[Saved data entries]
>> start

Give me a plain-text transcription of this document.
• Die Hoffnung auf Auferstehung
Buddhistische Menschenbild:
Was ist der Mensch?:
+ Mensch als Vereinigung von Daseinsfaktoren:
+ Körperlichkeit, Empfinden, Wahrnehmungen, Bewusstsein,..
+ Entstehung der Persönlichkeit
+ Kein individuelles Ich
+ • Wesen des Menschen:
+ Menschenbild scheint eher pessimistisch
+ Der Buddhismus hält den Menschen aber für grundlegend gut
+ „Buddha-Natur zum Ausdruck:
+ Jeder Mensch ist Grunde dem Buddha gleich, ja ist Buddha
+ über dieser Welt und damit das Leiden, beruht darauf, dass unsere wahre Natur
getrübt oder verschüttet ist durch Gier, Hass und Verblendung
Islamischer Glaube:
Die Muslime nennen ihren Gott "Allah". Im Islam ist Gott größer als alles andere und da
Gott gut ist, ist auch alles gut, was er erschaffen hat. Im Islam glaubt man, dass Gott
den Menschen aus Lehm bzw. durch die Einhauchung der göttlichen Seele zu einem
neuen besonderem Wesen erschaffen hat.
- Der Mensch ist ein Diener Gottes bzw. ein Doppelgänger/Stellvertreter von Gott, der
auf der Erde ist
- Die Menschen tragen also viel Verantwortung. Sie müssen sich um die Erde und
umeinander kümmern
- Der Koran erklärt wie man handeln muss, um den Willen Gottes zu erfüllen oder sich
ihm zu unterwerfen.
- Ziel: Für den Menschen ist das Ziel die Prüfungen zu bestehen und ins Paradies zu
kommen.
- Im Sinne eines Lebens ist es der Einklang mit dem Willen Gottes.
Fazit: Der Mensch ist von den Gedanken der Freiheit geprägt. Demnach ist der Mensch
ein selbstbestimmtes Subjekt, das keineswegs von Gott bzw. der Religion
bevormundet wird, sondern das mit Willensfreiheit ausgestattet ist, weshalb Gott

>> end
>> start

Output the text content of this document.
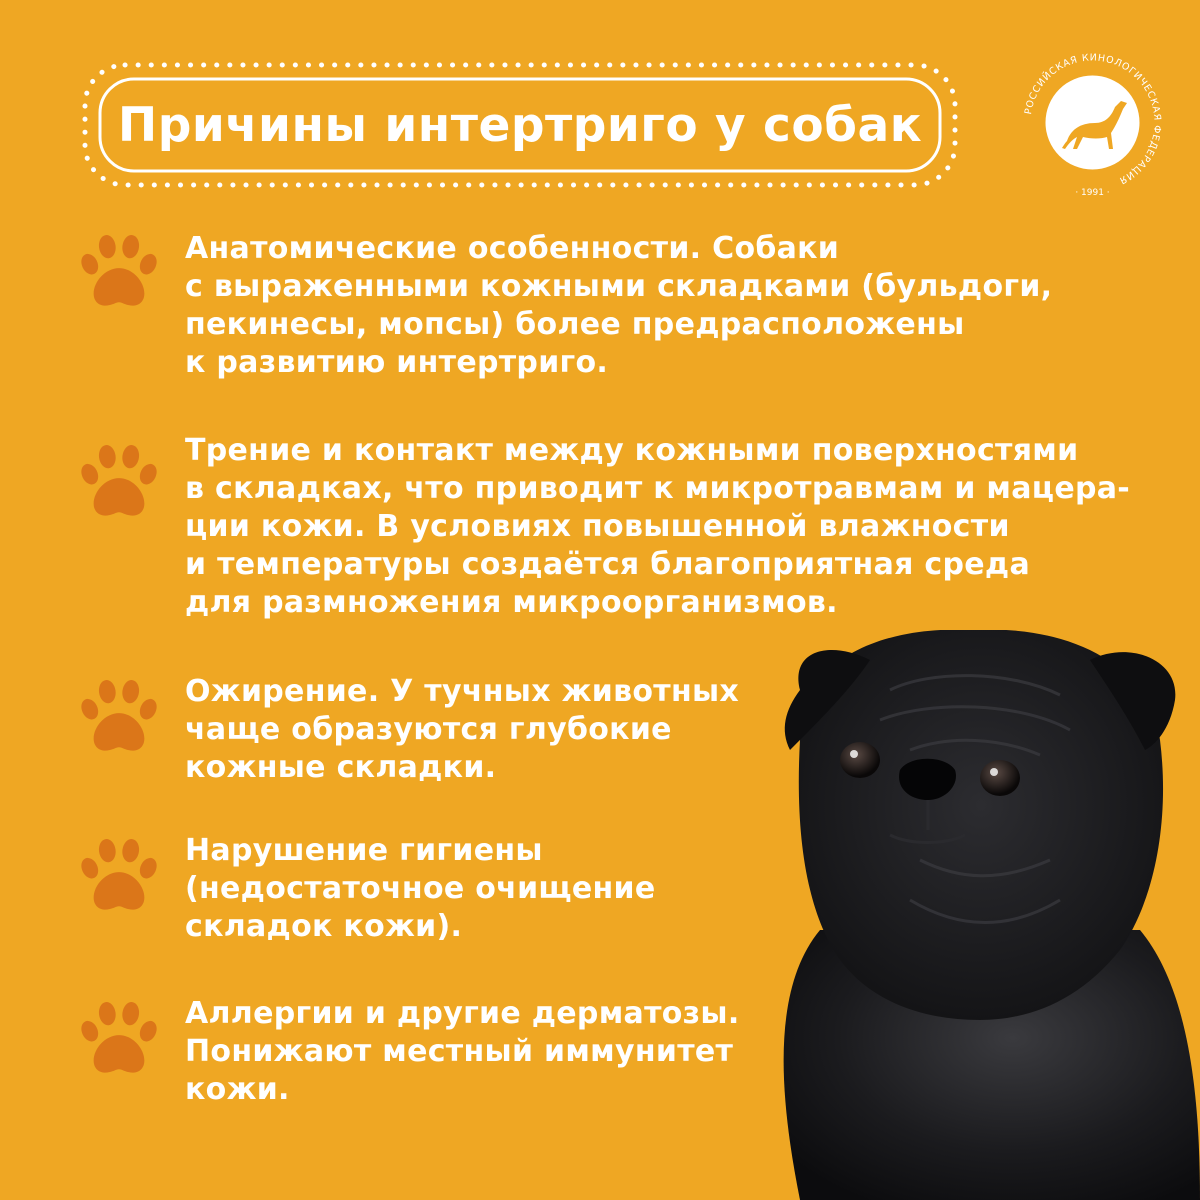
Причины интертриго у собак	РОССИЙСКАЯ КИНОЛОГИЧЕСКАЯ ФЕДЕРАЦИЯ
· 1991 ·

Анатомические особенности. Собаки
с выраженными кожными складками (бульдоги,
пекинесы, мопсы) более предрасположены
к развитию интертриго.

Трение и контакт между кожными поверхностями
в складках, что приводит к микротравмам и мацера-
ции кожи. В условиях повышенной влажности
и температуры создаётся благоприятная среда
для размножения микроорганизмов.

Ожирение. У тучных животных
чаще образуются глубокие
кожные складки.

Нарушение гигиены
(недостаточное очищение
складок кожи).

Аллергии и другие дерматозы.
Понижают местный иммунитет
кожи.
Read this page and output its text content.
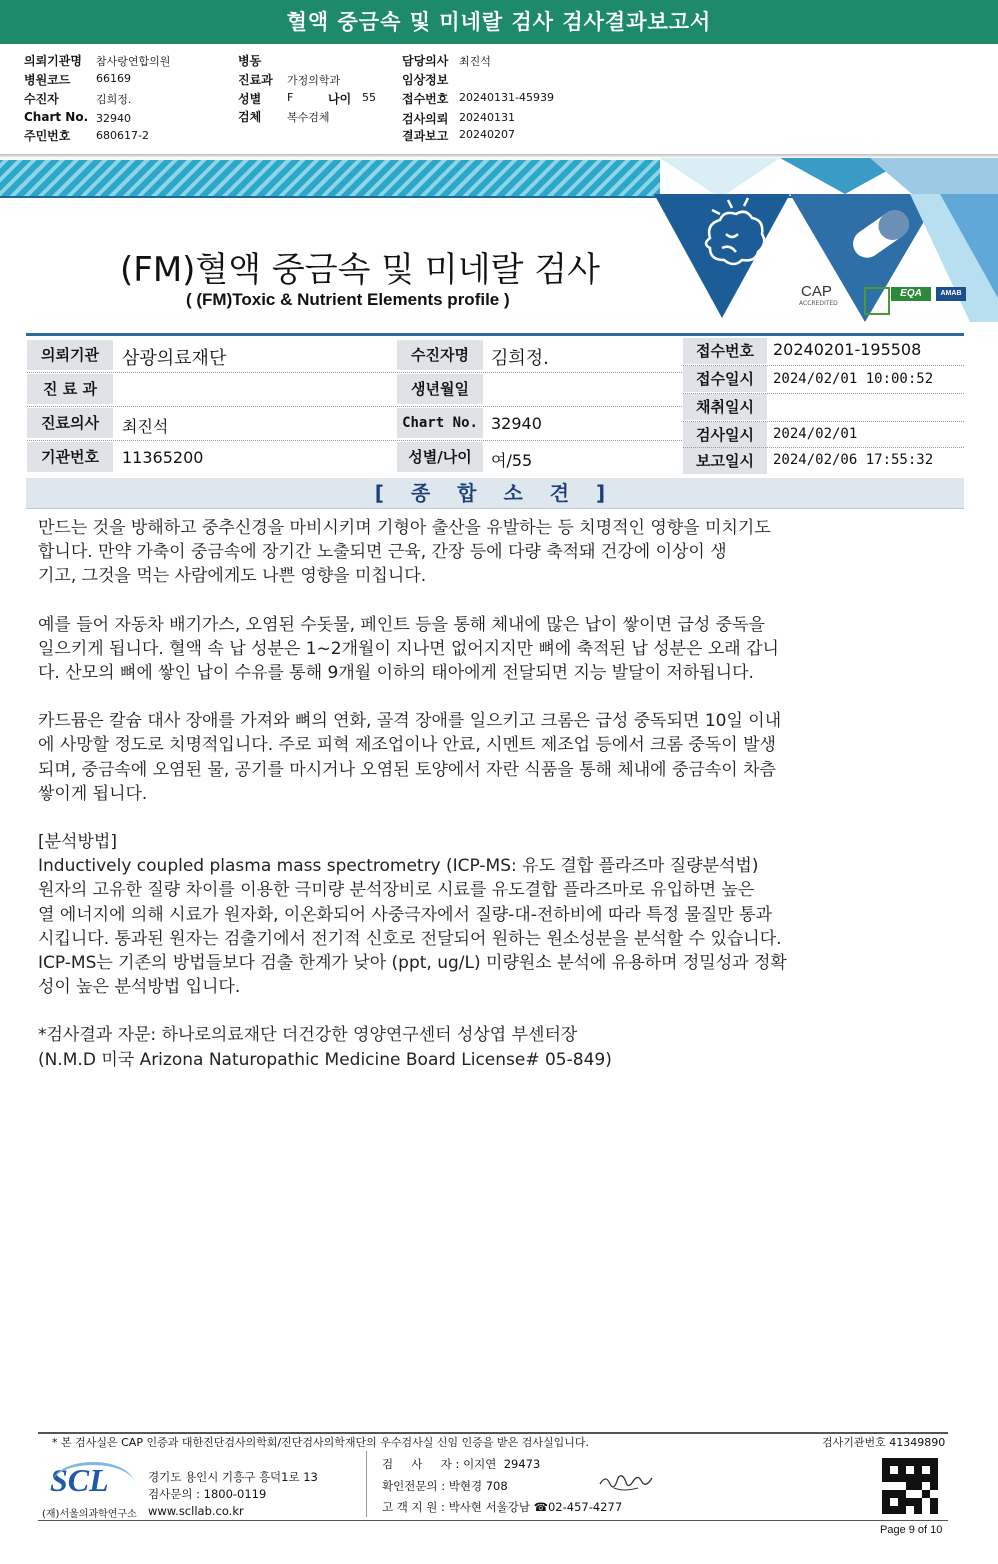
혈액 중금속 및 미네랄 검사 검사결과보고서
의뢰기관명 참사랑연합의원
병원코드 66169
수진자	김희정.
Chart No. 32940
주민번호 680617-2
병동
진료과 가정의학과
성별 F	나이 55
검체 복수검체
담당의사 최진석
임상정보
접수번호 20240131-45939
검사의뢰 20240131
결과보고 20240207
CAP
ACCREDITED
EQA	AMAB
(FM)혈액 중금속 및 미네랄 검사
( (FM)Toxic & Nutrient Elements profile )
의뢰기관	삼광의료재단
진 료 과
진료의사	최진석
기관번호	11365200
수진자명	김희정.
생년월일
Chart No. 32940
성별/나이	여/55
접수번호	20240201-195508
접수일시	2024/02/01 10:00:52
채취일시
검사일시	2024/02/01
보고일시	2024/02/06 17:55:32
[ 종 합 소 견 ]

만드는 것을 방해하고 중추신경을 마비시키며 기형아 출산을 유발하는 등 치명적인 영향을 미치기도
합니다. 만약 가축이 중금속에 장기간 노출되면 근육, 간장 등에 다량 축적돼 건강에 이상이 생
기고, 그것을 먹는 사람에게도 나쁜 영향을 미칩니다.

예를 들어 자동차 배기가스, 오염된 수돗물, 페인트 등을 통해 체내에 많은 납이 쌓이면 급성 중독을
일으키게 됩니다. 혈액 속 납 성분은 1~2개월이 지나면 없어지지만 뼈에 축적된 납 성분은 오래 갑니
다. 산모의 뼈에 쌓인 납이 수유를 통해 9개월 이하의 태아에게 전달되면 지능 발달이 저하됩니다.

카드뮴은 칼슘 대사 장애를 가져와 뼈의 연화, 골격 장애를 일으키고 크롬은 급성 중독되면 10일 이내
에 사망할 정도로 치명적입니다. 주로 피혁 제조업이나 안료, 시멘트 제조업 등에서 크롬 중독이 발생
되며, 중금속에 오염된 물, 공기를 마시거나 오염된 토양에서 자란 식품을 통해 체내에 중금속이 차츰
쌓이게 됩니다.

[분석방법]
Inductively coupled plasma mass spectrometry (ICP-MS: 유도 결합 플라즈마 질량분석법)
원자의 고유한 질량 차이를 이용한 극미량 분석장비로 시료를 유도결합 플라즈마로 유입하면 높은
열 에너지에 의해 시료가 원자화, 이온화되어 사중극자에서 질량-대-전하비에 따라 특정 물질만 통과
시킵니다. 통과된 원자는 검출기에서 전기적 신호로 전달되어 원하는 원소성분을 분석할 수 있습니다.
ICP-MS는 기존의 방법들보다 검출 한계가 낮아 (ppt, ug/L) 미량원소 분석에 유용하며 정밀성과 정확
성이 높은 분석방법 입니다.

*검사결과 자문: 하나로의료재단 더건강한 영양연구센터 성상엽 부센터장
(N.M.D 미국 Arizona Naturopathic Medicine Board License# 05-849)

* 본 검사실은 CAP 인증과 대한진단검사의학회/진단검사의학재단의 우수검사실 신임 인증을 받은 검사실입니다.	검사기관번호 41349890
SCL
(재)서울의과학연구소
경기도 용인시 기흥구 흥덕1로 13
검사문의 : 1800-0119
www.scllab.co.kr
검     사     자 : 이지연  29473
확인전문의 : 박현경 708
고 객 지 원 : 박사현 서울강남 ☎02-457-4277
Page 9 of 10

>> end

● What you will do:
Track down every line holding the string "Buddha" and copy it.

● Result for this exercise:
+ „Buddha-Natur zum Ausdruck:
+ Jeder Mensch ist Grunde dem Buddha gleich, ja ist Buddha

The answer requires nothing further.